*Request*:
Below are the records; collect from them each line containing the string "ylabel".

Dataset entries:
------------------------------------------------------------------------
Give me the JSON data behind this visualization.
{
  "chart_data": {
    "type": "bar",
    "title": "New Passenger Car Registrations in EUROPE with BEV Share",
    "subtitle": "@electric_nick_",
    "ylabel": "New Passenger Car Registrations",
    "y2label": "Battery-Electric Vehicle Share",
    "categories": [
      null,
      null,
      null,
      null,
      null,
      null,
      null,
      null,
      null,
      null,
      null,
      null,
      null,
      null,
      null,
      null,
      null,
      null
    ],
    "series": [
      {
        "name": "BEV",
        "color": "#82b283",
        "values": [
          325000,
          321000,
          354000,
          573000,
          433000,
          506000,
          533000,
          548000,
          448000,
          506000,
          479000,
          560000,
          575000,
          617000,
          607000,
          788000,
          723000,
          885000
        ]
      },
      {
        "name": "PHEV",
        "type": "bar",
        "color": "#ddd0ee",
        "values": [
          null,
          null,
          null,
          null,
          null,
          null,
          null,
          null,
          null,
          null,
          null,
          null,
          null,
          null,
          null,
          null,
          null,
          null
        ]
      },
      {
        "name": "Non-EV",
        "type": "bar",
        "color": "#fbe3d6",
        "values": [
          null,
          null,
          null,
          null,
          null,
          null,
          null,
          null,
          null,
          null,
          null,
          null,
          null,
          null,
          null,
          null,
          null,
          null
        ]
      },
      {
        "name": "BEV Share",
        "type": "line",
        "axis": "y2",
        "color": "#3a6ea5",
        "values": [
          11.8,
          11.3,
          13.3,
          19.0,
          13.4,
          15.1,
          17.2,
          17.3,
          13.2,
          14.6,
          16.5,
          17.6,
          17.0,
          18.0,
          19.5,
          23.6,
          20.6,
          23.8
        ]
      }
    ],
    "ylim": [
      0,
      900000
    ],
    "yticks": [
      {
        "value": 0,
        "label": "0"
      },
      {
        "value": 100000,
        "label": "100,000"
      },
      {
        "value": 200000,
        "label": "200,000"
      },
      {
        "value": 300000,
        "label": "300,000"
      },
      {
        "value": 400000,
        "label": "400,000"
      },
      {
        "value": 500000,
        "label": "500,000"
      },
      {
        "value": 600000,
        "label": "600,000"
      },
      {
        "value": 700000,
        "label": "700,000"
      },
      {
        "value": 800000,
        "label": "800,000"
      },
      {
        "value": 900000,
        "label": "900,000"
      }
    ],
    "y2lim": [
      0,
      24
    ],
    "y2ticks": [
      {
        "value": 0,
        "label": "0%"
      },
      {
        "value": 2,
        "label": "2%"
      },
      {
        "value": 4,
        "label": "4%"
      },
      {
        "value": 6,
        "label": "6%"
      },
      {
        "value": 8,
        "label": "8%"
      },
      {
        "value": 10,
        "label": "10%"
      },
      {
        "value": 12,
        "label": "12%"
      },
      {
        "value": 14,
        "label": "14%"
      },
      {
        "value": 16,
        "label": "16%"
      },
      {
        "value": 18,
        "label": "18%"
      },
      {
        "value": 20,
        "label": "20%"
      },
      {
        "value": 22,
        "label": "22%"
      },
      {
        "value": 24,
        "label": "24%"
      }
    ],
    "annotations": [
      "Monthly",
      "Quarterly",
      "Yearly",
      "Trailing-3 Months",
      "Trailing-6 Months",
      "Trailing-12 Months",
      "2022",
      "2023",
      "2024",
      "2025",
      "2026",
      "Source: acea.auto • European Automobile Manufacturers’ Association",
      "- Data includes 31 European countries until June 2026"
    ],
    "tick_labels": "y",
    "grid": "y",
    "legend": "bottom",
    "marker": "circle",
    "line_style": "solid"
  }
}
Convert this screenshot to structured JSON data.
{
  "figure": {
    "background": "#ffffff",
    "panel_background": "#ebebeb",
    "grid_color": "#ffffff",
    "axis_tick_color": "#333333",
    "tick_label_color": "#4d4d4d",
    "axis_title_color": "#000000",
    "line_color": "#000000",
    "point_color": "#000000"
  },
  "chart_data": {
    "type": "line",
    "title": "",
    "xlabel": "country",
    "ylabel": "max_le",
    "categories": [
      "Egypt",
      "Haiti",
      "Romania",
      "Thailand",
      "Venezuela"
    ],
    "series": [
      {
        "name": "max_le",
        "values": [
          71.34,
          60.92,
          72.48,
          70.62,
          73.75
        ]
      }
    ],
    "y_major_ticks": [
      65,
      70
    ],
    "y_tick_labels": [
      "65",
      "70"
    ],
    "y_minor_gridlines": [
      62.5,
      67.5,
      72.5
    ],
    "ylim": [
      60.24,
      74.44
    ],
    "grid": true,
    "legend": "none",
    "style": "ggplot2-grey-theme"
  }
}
------------------------------------------------------------------------
*Right answer*:
    "ylabel": "New Passenger Car Registrations",
    "ylabel": "max_le",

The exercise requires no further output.